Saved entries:
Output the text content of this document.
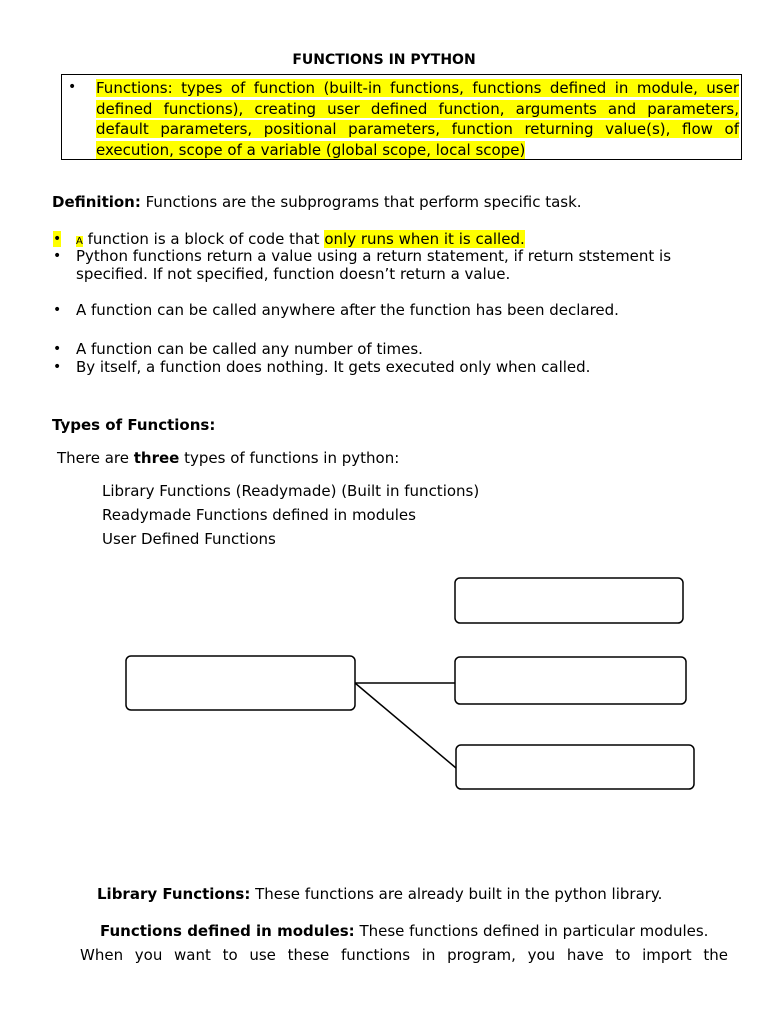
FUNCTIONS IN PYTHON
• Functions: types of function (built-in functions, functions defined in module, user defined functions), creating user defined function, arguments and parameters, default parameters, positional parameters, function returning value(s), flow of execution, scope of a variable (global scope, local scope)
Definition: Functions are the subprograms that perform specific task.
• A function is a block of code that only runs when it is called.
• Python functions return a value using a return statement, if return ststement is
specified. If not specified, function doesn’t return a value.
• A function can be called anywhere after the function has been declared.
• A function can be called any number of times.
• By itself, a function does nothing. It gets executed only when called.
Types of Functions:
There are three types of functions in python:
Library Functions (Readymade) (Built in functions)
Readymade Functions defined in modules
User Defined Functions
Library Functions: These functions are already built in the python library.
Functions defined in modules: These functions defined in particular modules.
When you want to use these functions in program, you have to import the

Task instructions:
Pictures are not part of the copy; reproduce everything else in the records exactly.

Response below:
Output the text content of this document.
FUNCTIONS IN PYTHON
• Functions: types of function (built-in functions, functions defined in module, user defined functions), creating user defined function, arguments and parameters, default parameters, positional parameters, function returning value(s), flow of execution, scope of a variable (global scope, local scope)
Definition: Functions are the subprograms that perform specific task.
• A function is a block of code that only runs when it is called.
• Python functions return a value using a return statement, if return ststement is
specified. If not specified, function doesn’t return a value.
• A function can be called anywhere after the function has been declared.
• A function can be called any number of times.
• By itself, a function does nothing. It gets executed only when called.
Types of Functions:
There are three types of functions in python:
Library Functions (Readymade) (Built in functions)
Readymade Functions defined in modules
User Defined Functions
Library Functions: These functions are already built in the python library.
Functions defined in modules: These functions defined in particular modules.
When you want to use these functions in program, you have to import the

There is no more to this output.